FRAGMENTO DEL TEXTO →
================================

7. En definitiva, y voy concluyendo mi explicación, aquello que el TJUE expone en su sentencia es que nos encontramos ante un procedimiento de despido colectivo que ha afectado a dos grandes empresas que tienen diversas tiendas en todo el territorio británico que dan ocupación a menos de 20 trabajadores, y que dichas tiendas fueron consideradas, a los efectos de aplicación del art. 1 de la Directiva, como centros de trabajo distintos. Deberán ser ahora, una vez dictada esta sentencia, los órganos jurisdiccionales nacionales los que verifiquen si efectivamente se trata, o no, de centros de trabajo distintos, “con arreglo a la jurisprudencia que se recuerda en los apartados 47, 49 y 51 de la presente sentencia”.

En suma, el TJUE apuesta de forma decidida, a mi parecer, por vincular la existencia de un despido colectivo a un número de trabajadores despedidos, en un período de tiempo determinado, en centros de trabajo bien diferenciados y que cuenten, en el caso británico, con “al menos 20 trabajadores” (para el caso español sería de aplicación el art. 51.1 de la Ley del Estatuto de los trabajadores), no considerando contraria a la normativa comunitaria aquella de un Estado miembro que limite los  derechos de información y consulta de los trabajadores “cuando se despide, en un período de 90 días, a al menos 20 trabajadores de un centro de trabajo concreto de una empresa, y no cuando el número acumulado de despidos en todos los centros de trabajo de una empresa, o en algunos de ellos, durante ese mismo período, alcanza o sobrepasa el umbral de 20 trabajadores”.

================================

INFORMACIÓN →
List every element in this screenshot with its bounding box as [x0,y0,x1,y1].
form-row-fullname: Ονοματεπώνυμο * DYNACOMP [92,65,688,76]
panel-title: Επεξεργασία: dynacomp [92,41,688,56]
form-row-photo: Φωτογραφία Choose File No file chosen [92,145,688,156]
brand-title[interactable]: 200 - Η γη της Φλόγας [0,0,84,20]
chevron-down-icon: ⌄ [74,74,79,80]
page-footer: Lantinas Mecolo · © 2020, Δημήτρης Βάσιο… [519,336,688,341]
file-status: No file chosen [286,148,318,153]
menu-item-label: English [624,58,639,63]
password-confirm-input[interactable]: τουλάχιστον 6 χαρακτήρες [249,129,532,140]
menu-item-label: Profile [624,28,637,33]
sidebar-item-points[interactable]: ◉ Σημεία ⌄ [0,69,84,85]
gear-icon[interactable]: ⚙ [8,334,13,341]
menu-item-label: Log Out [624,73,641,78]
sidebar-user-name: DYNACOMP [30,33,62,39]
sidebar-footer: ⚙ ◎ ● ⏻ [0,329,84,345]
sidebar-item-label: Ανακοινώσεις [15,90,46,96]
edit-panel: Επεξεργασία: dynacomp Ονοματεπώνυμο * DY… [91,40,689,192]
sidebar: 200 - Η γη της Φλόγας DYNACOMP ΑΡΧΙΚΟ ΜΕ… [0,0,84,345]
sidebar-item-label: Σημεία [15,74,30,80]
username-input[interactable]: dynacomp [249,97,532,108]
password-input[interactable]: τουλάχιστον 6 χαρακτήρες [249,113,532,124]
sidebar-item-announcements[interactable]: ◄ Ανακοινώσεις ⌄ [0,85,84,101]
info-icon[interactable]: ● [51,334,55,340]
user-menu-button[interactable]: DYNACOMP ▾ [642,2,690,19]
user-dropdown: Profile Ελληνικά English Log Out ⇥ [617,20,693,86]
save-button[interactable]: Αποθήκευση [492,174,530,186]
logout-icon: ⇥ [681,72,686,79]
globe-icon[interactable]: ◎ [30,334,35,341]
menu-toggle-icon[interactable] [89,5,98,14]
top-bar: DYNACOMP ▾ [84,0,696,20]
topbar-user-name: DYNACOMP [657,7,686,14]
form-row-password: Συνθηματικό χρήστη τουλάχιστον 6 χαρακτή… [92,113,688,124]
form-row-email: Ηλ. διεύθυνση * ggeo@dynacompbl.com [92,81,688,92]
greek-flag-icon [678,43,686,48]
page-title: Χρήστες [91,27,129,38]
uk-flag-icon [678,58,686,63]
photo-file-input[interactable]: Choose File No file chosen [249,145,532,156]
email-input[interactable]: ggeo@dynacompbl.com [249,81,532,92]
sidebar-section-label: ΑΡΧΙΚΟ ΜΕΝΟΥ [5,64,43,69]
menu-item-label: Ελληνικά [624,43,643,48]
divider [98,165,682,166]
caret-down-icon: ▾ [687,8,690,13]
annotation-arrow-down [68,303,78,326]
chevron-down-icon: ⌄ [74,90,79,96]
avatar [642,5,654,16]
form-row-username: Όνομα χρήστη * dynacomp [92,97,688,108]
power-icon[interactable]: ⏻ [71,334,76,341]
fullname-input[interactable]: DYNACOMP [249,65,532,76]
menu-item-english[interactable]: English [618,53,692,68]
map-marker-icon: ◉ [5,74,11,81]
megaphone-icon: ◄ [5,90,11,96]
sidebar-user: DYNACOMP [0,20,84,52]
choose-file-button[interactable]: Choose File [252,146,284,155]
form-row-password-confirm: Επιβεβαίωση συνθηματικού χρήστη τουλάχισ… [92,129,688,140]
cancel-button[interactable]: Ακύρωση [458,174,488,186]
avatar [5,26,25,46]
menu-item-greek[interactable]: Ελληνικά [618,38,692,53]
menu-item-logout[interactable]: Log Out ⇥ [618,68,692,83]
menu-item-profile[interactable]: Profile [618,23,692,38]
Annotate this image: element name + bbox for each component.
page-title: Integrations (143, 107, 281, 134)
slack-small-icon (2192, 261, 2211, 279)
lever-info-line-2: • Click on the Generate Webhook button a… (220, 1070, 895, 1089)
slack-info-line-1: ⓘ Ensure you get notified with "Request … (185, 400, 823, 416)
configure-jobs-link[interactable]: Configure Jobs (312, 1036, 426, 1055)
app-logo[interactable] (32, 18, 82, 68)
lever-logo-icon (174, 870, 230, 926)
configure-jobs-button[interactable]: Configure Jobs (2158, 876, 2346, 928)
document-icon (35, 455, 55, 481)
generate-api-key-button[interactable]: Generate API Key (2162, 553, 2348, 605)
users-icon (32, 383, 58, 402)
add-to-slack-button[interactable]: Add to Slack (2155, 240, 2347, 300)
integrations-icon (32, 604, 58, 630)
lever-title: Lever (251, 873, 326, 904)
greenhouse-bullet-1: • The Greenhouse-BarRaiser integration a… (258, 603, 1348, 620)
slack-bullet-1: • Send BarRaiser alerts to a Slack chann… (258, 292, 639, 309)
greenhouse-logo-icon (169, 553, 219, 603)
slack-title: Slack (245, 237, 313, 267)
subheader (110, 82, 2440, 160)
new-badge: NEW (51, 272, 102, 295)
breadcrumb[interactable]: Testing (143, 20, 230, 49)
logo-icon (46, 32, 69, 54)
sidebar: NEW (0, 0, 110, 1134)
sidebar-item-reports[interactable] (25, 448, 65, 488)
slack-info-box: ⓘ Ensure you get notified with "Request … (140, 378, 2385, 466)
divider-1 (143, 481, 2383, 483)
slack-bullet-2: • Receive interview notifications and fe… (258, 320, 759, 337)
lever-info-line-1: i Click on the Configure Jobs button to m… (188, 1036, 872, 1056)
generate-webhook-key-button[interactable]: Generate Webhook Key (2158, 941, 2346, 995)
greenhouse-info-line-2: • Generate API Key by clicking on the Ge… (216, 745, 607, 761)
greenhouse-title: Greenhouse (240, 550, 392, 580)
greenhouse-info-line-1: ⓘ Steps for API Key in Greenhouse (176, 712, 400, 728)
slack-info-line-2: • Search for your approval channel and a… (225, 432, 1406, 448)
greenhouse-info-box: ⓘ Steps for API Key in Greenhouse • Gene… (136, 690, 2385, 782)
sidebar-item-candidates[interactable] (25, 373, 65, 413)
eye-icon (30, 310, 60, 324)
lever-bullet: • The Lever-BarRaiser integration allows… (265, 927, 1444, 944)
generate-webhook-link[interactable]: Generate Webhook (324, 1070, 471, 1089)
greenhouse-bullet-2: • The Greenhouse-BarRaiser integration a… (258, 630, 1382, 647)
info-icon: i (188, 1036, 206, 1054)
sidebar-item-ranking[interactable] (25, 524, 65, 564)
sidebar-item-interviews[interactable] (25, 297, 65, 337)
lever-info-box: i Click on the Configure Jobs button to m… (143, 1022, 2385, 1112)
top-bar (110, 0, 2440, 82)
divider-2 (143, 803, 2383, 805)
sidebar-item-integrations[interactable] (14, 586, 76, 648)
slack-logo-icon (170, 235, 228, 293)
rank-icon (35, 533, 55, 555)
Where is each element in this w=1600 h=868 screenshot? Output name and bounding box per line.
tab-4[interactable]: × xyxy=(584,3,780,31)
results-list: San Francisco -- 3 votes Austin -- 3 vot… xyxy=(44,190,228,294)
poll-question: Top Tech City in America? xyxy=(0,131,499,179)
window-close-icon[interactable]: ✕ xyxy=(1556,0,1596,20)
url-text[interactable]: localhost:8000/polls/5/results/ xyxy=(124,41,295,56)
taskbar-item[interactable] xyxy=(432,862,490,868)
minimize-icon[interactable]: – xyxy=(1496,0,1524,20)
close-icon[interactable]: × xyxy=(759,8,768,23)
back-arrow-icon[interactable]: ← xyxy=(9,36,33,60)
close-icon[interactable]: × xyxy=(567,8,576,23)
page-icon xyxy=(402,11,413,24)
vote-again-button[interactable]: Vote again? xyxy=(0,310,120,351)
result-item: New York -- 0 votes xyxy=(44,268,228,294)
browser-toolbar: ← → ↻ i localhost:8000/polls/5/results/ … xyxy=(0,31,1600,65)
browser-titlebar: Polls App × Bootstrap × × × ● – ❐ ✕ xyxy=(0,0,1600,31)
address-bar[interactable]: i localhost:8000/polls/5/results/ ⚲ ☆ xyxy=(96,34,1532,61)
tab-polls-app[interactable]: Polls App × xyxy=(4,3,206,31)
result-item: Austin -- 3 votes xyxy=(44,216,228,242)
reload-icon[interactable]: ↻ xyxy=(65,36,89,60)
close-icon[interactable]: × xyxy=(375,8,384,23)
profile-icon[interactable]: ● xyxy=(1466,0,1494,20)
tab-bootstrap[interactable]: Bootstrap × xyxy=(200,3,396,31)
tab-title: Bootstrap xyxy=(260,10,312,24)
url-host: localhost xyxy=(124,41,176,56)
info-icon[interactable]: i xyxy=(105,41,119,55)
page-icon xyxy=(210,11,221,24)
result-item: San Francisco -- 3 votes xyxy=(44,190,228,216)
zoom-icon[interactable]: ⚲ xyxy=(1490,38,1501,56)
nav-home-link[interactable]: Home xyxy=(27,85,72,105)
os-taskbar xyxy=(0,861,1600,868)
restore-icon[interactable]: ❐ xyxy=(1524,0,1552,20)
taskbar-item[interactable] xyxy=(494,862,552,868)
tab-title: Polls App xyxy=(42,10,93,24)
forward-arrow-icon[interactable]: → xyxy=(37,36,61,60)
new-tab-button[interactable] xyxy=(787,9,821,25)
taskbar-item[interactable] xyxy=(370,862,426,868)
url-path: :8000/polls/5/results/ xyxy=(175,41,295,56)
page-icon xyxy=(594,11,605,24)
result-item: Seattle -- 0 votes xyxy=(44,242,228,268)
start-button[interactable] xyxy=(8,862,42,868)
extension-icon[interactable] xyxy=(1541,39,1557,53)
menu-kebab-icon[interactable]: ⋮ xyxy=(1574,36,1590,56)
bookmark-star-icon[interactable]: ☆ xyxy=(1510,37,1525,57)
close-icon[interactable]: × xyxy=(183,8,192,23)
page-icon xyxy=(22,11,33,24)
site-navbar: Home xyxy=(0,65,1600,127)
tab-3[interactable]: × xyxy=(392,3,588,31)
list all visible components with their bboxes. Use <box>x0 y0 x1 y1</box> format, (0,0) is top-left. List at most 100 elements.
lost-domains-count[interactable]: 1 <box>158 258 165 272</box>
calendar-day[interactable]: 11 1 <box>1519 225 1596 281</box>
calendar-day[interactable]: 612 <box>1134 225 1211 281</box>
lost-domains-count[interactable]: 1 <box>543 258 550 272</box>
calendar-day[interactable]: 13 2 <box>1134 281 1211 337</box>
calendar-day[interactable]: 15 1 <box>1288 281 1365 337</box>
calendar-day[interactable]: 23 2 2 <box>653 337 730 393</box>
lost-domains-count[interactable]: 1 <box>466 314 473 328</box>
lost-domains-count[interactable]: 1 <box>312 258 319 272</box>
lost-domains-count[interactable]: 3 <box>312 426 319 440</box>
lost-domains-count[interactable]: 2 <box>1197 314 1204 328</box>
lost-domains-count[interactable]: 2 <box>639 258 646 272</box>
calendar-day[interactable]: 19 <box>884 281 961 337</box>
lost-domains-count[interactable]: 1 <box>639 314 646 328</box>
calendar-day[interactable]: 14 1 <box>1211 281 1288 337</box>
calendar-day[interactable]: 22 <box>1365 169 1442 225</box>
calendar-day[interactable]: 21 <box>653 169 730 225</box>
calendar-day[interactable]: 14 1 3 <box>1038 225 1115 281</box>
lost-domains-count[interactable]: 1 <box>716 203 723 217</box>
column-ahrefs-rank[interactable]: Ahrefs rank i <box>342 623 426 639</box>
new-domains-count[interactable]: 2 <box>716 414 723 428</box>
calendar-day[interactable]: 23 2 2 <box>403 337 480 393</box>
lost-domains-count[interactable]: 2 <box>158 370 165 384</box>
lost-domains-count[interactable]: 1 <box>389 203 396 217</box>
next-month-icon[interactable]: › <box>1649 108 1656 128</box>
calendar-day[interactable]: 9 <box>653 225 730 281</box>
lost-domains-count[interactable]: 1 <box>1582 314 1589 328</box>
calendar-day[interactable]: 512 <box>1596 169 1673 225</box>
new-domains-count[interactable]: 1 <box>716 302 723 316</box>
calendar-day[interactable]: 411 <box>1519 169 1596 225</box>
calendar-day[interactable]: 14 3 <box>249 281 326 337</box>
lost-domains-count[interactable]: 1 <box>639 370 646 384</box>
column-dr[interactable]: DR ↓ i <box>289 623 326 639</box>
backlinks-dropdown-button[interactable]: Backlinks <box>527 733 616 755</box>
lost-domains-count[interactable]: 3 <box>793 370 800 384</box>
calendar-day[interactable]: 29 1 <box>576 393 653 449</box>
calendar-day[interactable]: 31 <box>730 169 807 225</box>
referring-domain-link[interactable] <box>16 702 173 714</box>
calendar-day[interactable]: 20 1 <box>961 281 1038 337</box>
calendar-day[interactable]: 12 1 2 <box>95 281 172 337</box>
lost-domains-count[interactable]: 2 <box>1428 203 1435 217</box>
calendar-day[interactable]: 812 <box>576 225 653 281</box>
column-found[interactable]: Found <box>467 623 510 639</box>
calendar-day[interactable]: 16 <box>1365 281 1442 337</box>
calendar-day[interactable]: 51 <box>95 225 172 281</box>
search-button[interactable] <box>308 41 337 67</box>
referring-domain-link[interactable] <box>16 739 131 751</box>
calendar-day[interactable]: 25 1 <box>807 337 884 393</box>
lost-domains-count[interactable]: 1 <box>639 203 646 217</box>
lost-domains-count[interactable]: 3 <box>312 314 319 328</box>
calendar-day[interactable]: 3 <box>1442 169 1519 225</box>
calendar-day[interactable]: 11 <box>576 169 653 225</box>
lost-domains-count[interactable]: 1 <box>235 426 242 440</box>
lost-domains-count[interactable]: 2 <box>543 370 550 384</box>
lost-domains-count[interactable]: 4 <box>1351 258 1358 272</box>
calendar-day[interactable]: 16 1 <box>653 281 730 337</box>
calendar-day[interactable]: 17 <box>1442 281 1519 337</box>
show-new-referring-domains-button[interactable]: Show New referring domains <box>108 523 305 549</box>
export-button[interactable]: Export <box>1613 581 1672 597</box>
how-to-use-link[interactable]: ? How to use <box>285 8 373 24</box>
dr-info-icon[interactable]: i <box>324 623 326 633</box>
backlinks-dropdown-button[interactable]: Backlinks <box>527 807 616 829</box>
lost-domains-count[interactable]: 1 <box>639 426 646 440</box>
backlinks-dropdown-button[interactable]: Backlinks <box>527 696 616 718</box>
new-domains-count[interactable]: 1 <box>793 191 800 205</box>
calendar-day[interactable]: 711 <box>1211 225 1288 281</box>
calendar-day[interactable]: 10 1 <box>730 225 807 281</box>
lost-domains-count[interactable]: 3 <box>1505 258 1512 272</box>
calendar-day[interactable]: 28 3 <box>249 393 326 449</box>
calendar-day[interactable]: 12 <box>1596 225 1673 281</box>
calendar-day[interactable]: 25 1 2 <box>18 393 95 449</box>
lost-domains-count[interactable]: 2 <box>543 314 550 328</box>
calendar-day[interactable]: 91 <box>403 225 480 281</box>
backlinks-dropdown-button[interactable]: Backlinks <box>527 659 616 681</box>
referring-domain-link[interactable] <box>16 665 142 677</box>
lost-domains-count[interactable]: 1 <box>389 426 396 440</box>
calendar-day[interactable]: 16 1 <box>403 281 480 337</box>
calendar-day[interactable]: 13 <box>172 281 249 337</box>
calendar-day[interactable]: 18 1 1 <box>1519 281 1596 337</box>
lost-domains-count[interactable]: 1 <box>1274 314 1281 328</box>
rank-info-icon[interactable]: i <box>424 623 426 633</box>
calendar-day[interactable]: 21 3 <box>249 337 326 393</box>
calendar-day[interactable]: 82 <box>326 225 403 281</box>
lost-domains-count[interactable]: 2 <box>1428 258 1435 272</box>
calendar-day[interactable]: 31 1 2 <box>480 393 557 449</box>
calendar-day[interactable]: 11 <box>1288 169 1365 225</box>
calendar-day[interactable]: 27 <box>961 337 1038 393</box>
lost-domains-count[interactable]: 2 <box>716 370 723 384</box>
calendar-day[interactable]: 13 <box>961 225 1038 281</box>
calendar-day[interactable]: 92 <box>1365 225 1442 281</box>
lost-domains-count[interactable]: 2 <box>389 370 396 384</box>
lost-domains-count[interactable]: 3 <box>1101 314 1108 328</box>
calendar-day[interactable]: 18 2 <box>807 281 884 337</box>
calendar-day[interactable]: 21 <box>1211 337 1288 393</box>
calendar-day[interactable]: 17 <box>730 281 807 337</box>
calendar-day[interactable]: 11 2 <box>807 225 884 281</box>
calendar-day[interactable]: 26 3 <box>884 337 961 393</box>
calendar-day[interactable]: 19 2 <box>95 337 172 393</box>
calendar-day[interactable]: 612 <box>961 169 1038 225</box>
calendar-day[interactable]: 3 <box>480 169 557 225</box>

================================

ACTIVIDADES →
A: Según el texto sobre la sentencia del TJUE y el despido colectivo, ¿quién debe verificar ahora si las tiendas son centros de trabajo distintos?
B: Retoma el texto sobre la sentencia del TJUE y el despido colectivo a partir de su última oración.

RESULTADOS EN ORDEN →
A: Los órganos jurisdiccionales nacionales.

B:
Buena lectura de la sentencia, a la espera de conocer cuál será el parecer del TJUE sobre la cuestión prejudicial planteada por el Juzgado de lo Social número 33 de Barcelona sobre otras tres cuestiones relativas a la interpretación del art. 1 de la Directiva en relación con el art. 51 de la LET. El abogado general no parece tener dudas de que no deben prosperar las tesis del juzgador español, pero como he dicho en más de una ocasión las conclusiones no son siempre seguidas por el TJUE.


2 comentarios:

Jaime Cabeza dijo...

Querido Eduardo:

He entrado en to blog para buscar consuelo ante la lectura de esta sentencia y me he quedado muy preocupado de que compartamos miedos. Yo, por aportar una migaja de esperanza, añadiría que, al menos, perfila un concepto de "centro de trabajo" en el que se exige cierta permanencia. Lo que no se cumpliría en el caso de las subcontratas de actividades que tienen un futuro efímero o, al menos, incierto. A ver si hoy me desperezo y en mi blog desarrollo este extremo.
Abrazos, amigo.

Jaime Cabeza

Eduardo Rojo dijo...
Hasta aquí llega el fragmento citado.